Transcript entries for document pages:
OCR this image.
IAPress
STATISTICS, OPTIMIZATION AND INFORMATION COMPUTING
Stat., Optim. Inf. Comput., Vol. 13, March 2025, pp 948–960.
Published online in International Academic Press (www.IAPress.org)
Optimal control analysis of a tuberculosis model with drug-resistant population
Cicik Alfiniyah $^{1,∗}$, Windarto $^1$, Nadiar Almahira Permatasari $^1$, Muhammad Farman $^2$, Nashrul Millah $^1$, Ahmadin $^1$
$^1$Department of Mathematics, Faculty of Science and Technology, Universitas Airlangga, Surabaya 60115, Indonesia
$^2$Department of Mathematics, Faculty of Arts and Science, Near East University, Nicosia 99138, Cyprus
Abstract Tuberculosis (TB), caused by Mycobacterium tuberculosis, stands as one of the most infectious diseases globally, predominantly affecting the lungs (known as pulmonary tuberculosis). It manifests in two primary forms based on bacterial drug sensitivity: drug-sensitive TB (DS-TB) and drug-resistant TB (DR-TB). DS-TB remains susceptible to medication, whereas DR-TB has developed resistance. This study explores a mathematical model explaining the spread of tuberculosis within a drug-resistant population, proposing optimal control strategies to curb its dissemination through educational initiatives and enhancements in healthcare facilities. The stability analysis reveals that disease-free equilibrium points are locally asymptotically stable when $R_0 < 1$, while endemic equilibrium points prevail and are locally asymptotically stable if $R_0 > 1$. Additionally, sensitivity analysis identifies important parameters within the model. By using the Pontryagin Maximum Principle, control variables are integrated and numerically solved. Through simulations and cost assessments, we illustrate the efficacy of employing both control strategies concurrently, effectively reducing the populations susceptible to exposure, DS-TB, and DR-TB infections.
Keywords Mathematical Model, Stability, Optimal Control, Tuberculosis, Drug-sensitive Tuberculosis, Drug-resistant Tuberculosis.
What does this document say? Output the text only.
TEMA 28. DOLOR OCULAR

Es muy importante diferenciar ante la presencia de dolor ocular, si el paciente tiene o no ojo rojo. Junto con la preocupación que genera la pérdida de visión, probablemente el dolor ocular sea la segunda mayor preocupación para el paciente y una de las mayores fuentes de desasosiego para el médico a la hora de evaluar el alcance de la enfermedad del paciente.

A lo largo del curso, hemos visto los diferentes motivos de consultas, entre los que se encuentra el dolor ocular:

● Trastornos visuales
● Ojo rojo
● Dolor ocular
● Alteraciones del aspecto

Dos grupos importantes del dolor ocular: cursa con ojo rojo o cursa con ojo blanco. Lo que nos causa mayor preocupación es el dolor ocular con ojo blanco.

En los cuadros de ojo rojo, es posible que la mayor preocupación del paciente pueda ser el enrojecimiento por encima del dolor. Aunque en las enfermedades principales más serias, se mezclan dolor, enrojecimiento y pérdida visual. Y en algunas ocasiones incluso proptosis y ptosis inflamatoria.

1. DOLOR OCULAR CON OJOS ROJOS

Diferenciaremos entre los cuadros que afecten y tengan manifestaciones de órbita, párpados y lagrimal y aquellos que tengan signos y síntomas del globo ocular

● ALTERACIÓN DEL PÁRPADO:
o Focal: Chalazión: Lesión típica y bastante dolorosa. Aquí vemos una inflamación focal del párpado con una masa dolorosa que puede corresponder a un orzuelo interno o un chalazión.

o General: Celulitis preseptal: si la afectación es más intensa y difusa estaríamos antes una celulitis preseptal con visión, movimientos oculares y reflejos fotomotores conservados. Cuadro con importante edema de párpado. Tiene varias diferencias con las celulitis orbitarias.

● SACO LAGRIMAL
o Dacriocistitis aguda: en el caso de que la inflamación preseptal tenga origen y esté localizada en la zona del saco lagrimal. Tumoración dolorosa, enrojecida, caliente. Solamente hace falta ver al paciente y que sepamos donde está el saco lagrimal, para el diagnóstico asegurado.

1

__TASK TO CARRY OUT__
A single figure must be given: how many lines of the records above include the string "pérdida".

__EXPECTED OUTPUT__
2